• **Instructions to follow**
Format every line of the material as a JSON list of strings, with one string per line and no blank lines. Leave out the pictures.

• **Entries**
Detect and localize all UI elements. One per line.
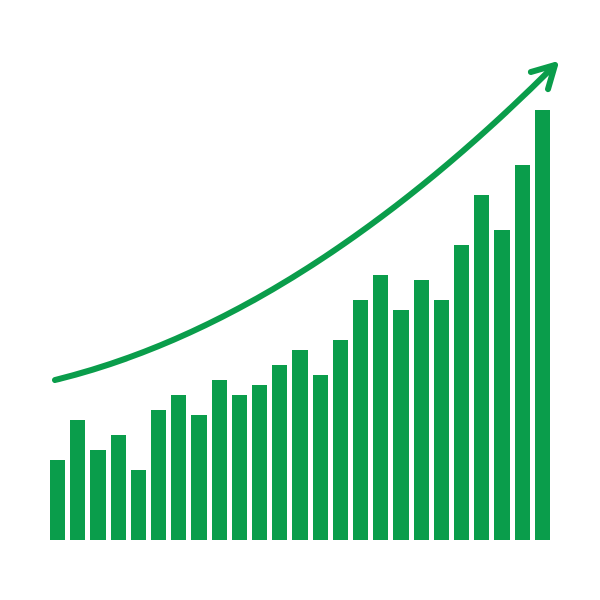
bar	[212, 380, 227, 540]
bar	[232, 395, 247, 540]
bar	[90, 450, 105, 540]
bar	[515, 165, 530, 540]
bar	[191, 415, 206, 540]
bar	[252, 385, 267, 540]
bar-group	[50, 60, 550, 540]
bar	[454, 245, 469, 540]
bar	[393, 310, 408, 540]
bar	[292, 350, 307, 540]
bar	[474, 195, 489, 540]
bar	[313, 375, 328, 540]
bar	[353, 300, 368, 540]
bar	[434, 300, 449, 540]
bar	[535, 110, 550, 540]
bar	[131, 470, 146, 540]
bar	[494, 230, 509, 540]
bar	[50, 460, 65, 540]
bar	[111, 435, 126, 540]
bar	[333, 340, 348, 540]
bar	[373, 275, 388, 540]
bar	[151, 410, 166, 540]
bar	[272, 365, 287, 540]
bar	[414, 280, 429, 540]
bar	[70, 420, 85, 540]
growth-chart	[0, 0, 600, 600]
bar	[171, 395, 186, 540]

• **Solution**
[
  "Detect and localize all UI elements. One per line.",
  "bar\t[212, 380, 227, 540]",
  "bar\t[232, 395, 247, 540]",
  "bar\t[90, 450, 105, 540]",
  "bar\t[515, 165, 530, 540]",
  "bar\t[191, 415, 206, 540]",
  "bar\t[252, 385, 267, 540]",
  "bar-group\t[50, 60, 550, 540]",
  "bar\t[454, 245, 469, 540]",
  "bar\t[393, 310, 408, 540]",
  "bar\t[292, 350, 307, 540]",
  "bar\t[474, 195, 489, 540]",
  "bar\t[313, 375, 328, 540]",
  "bar\t[353, 300, 368, 540]",
  "bar\t[434, 300, 449, 540]",
  "bar\t[535, 110, 550, 540]",
  "bar\t[131, 470, 146, 540]",
  "bar\t[494, 230, 509, 540]",
  "bar\t[50, 460, 65, 540]",
  "bar\t[111, 435, 126, 540]",
  "bar\t[333, 340, 348, 540]",
  "bar\t[373, 275, 388, 540]",
  "bar\t[151, 410, 166, 540]",
  "bar\t[272, 365, 287, 540]",
  "bar\t[414, 280, 429, 540]",
  "bar\t[70, 420, 85, 540]",
  "growth-chart\t[0, 0, 600, 600]",
  "bar\t[171, 395, 186, 540]"
]